_SET PROBLEM_: Reproduce the listing below word for word, leaving out the picture.

_ROWS_:

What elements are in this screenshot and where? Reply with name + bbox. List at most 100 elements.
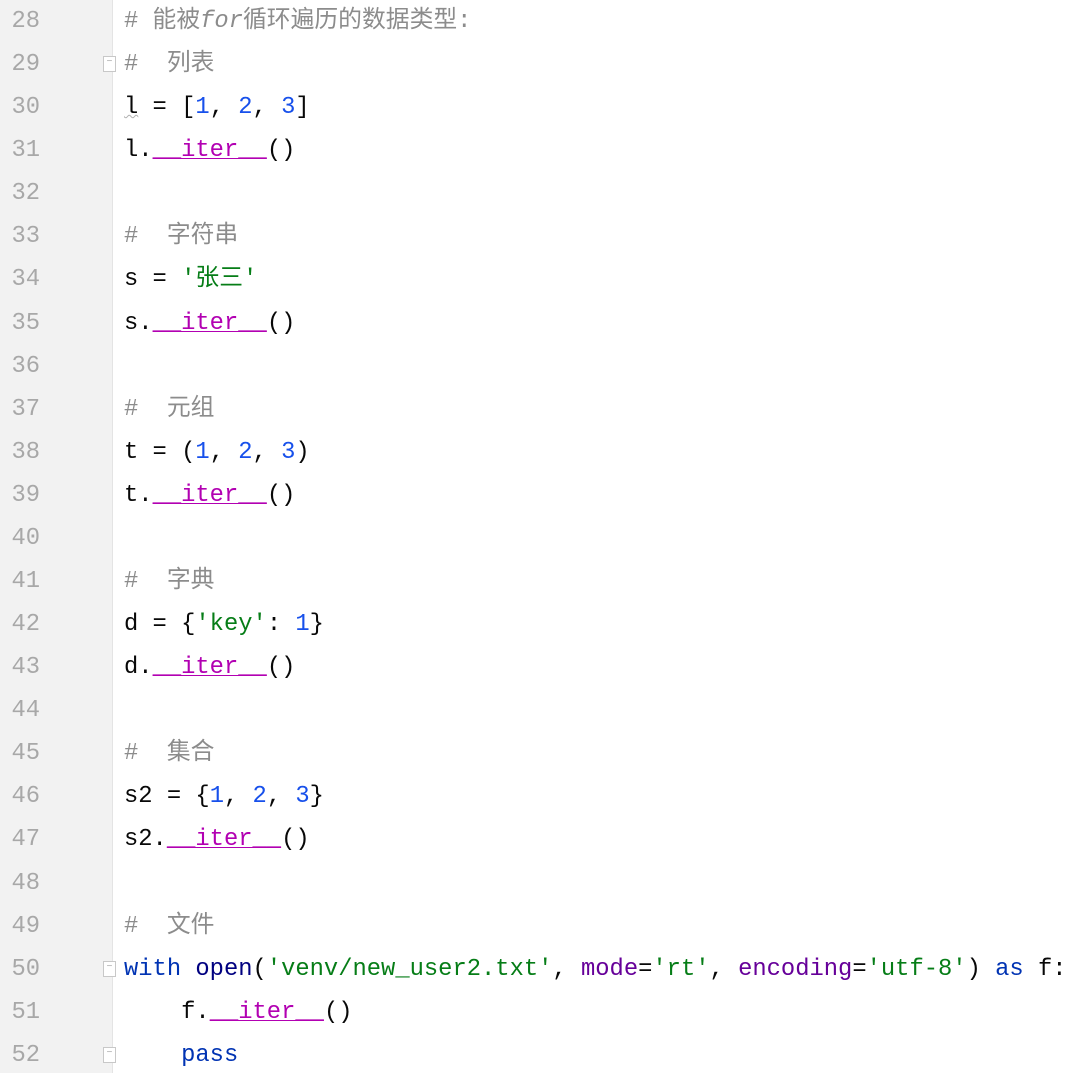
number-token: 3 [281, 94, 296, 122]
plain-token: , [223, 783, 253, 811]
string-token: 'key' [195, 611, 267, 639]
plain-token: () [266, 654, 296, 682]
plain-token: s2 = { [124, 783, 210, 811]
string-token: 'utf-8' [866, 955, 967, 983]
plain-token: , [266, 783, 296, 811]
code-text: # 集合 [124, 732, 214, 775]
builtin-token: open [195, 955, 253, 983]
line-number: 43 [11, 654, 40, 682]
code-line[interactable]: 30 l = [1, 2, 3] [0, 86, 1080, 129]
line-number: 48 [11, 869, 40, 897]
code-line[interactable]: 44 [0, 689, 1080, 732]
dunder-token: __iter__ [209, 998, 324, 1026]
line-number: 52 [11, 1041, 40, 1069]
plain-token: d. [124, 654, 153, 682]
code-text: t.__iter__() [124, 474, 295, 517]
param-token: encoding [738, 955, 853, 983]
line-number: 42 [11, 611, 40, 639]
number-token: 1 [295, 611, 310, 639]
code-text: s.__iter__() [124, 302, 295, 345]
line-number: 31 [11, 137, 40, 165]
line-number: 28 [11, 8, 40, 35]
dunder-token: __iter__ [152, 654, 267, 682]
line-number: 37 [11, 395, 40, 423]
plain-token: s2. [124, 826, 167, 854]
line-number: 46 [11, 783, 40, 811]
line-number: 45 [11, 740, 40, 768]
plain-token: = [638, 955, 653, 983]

_WRITTEN ANSWER_:
What elements are in this screenshot and where? Reply with name + bbox. List at most 100 elements.
number-token: 3 [281, 94, 296, 122]
plain-token: , [223, 783, 253, 811]
string-token: 'key' [195, 611, 267, 639]
plain-token: () [266, 654, 296, 682]
plain-token: s2 = { [124, 783, 210, 811]
string-token: 'utf-8' [866, 955, 967, 983]
plain-token: , [266, 783, 296, 811]
code-text: # 集合 [124, 732, 214, 775]
builtin-token: open [195, 955, 253, 983]
line-number: 43 [11, 654, 40, 682]
code-line[interactable]: 30 l = [1, 2, 3] [0, 86, 1080, 129]
line-number: 48 [11, 869, 40, 897]
code-line[interactable]: 44 [0, 689, 1080, 732]
dunder-token: __iter__ [209, 998, 324, 1026]
line-number: 52 [11, 1041, 40, 1069]
plain-token: d. [124, 654, 153, 682]
code-text: t.__iter__() [124, 474, 295, 517]
param-token: encoding [738, 955, 853, 983]
line-number: 42 [11, 611, 40, 639]
number-token: 1 [295, 611, 310, 639]
code-text: s.__iter__() [124, 302, 295, 345]
line-number: 31 [11, 137, 40, 165]
line-number: 28 [11, 8, 40, 35]
dunder-token: __iter__ [152, 654, 267, 682]
line-number: 37 [11, 395, 40, 423]
plain-token: s2. [124, 826, 167, 854]
line-number: 46 [11, 783, 40, 811]
line-number: 45 [11, 740, 40, 768]
plain-token: = [638, 955, 653, 983]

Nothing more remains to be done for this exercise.